__Input rows__
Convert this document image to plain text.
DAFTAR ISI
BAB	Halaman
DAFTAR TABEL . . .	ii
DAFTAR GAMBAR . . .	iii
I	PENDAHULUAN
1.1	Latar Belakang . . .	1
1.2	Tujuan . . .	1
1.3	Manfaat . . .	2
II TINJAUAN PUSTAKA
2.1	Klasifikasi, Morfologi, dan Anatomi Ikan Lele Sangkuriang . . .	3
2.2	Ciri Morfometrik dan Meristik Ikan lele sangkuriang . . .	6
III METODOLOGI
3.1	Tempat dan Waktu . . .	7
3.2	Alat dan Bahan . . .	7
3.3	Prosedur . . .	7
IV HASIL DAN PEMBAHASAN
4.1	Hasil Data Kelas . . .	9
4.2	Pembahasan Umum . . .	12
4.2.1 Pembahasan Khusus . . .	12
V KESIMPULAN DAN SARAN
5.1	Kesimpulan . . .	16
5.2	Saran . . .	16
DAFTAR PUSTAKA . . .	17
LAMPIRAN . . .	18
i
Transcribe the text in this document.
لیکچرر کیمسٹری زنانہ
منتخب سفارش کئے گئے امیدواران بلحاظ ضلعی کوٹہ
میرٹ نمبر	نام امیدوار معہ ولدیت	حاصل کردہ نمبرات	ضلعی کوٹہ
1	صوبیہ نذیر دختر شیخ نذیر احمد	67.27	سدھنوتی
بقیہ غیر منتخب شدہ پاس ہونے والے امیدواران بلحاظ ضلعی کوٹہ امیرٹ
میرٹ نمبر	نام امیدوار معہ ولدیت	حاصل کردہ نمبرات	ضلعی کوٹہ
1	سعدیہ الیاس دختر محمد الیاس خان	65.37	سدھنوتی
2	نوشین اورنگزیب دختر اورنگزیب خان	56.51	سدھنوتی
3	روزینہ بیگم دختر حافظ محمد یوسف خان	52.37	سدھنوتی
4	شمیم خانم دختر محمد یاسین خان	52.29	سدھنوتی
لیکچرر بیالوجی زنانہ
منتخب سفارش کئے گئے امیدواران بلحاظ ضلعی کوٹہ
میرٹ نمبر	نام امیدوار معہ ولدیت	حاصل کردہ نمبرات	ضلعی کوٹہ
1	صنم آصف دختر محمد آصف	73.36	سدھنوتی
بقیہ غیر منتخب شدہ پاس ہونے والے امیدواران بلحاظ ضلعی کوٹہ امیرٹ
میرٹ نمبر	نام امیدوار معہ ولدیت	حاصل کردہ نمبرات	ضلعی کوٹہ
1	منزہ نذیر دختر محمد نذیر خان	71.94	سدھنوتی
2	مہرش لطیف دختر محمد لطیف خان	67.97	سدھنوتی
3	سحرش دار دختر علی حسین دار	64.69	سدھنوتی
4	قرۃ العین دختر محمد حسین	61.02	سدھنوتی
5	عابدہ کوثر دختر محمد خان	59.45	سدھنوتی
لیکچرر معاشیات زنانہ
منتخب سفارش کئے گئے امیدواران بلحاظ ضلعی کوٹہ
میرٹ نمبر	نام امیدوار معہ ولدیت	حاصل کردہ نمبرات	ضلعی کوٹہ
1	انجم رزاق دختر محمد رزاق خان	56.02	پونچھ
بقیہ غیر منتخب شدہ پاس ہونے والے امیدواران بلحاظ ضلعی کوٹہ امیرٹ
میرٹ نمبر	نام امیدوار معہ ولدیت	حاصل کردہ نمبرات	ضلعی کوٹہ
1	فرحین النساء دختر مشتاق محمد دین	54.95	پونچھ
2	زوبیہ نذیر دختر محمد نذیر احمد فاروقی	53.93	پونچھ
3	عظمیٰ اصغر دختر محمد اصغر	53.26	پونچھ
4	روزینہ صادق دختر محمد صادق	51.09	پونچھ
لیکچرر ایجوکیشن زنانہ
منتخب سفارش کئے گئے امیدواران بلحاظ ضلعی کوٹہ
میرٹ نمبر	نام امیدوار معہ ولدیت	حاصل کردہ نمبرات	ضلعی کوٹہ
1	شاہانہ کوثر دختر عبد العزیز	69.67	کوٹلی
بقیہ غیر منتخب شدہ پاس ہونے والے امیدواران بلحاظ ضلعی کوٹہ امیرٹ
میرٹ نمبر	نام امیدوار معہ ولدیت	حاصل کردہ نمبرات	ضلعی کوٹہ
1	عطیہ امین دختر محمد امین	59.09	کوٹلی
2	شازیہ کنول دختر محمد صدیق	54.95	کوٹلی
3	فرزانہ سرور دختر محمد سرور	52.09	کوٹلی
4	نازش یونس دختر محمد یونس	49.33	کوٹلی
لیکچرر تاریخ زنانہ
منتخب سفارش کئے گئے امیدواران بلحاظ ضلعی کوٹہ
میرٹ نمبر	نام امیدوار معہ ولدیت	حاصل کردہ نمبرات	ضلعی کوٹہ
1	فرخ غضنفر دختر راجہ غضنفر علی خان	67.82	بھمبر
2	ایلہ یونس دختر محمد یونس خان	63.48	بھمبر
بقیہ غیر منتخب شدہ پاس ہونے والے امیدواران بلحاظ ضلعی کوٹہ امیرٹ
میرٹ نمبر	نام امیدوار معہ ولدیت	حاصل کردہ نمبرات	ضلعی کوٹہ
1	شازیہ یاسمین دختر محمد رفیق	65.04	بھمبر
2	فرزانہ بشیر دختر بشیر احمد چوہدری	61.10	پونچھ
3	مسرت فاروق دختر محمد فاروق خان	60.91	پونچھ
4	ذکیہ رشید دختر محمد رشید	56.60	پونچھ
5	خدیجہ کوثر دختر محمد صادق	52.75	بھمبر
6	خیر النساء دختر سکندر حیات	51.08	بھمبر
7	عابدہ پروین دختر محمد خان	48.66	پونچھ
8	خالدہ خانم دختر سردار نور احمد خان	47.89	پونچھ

__Task statement__
Give all of the entries again, word for word.

__Solution__
Convert this document image to plain text.
DAFTAR ISI
BAB	Halaman
DAFTAR TABEL . . .	ii
DAFTAR GAMBAR . . .	iii
I	PENDAHULUAN
1.1	Latar Belakang . . .	1
1.2	Tujuan . . .	1
1.3	Manfaat . . .	2
II TINJAUAN PUSTAKA
2.1	Klasifikasi, Morfologi, dan Anatomi Ikan Lele Sangkuriang . . .	3
2.2	Ciri Morfometrik dan Meristik Ikan lele sangkuriang . . .	6
III METODOLOGI
3.1	Tempat dan Waktu . . .	7
3.2	Alat dan Bahan . . .	7
3.3	Prosedur . . .	7
IV HASIL DAN PEMBAHASAN
4.1	Hasil Data Kelas . . .	9
4.2	Pembahasan Umum . . .	12
4.2.1 Pembahasan Khusus . . .	12
V KESIMPULAN DAN SARAN
5.1	Kesimpulan . . .	16
5.2	Saran . . .	16
DAFTAR PUSTAKA . . .	17
LAMPIRAN . . .	18
i
Transcribe the text in this document.
لیکچرر کیمسٹری زنانہ
منتخب سفارش کئے گئے امیدواران بلحاظ ضلعی کوٹہ
میرٹ نمبر	نام امیدوار معہ ولدیت	حاصل کردہ نمبرات	ضلعی کوٹہ
1	صوبیہ نذیر دختر شیخ نذیر احمد	67.27	سدھنوتی
بقیہ غیر منتخب شدہ پاس ہونے والے امیدواران بلحاظ ضلعی کوٹہ امیرٹ
میرٹ نمبر	نام امیدوار معہ ولدیت	حاصل کردہ نمبرات	ضلعی کوٹہ
1	سعدیہ الیاس دختر محمد الیاس خان	65.37	سدھنوتی
2	نوشین اورنگزیب دختر اورنگزیب خان	56.51	سدھنوتی
3	روزینہ بیگم دختر حافظ محمد یوسف خان	52.37	سدھنوتی
4	شمیم خانم دختر محمد یاسین خان	52.29	سدھنوتی
لیکچرر بیالوجی زنانہ
منتخب سفارش کئے گئے امیدواران بلحاظ ضلعی کوٹہ
میرٹ نمبر	نام امیدوار معہ ولدیت	حاصل کردہ نمبرات	ضلعی کوٹہ
1	صنم آصف دختر محمد آصف	73.36	سدھنوتی
بقیہ غیر منتخب شدہ پاس ہونے والے امیدواران بلحاظ ضلعی کوٹہ امیرٹ
میرٹ نمبر	نام امیدوار معہ ولدیت	حاصل کردہ نمبرات	ضلعی کوٹہ
1	منزہ نذیر دختر محمد نذیر خان	71.94	سدھنوتی
2	مہرش لطیف دختر محمد لطیف خان	67.97	سدھنوتی
3	سحرش دار دختر علی حسین دار	64.69	سدھنوتی
4	قرۃ العین دختر محمد حسین	61.02	سدھنوتی
5	عابدہ کوثر دختر محمد خان	59.45	سدھنوتی
لیکچرر معاشیات زنانہ
منتخب سفارش کئے گئے امیدواران بلحاظ ضلعی کوٹہ
میرٹ نمبر	نام امیدوار معہ ولدیت	حاصل کردہ نمبرات	ضلعی کوٹہ
1	انجم رزاق دختر محمد رزاق خان	56.02	پونچھ
بقیہ غیر منتخب شدہ پاس ہونے والے امیدواران بلحاظ ضلعی کوٹہ امیرٹ
میرٹ نمبر	نام امیدوار معہ ولدیت	حاصل کردہ نمبرات	ضلعی کوٹہ
1	فرحین النساء دختر مشتاق محمد دین	54.95	پونچھ
2	زوبیہ نذیر دختر محمد نذیر احمد فاروقی	53.93	پونچھ
3	عظمیٰ اصغر دختر محمد اصغر	53.26	پونچھ
4	روزینہ صادق دختر محمد صادق	51.09	پونچھ
لیکچرر ایجوکیشن زنانہ
منتخب سفارش کئے گئے امیدواران بلحاظ ضلعی کوٹہ
میرٹ نمبر	نام امیدوار معہ ولدیت	حاصل کردہ نمبرات	ضلعی کوٹہ
1	شاہانہ کوثر دختر عبد العزیز	69.67	کوٹلی
بقیہ غیر منتخب شدہ پاس ہونے والے امیدواران بلحاظ ضلعی کوٹہ امیرٹ
میرٹ نمبر	نام امیدوار معہ ولدیت	حاصل کردہ نمبرات	ضلعی کوٹہ
1	عطیہ امین دختر محمد امین	59.09	کوٹلی
2	شازیہ کنول دختر محمد صدیق	54.95	کوٹلی
3	فرزانہ سرور دختر محمد سرور	52.09	کوٹلی
4	نازش یونس دختر محمد یونس	49.33	کوٹلی
لیکچرر تاریخ زنانہ
منتخب سفارش کئے گئے امیدواران بلحاظ ضلعی کوٹہ
میرٹ نمبر	نام امیدوار معہ ولدیت	حاصل کردہ نمبرات	ضلعی کوٹہ
1	فرخ غضنفر دختر راجہ غضنفر علی خان	67.82	بھمبر
2	ایلہ یونس دختر محمد یونس خان	63.48	بھمبر
بقیہ غیر منتخب شدہ پاس ہونے والے امیدواران بلحاظ ضلعی کوٹہ امیرٹ
میرٹ نمبر	نام امیدوار معہ ولدیت	حاصل کردہ نمبرات	ضلعی کوٹہ
1	شازیہ یاسمین دختر محمد رفیق	65.04	بھمبر
2	فرزانہ بشیر دختر بشیر احمد چوہدری	61.10	پونچھ
3	مسرت فاروق دختر محمد فاروق خان	60.91	پونچھ
4	ذکیہ رشید دختر محمد رشید	56.60	پونچھ
5	خدیجہ کوثر دختر محمد صادق	52.75	بھمبر
6	خیر النساء دختر سکندر حیات	51.08	بھمبر
7	عابدہ پروین دختر محمد خان	48.66	پونچھ
8	خالدہ خانم دختر سردار نور احمد خان	47.89	پونچھ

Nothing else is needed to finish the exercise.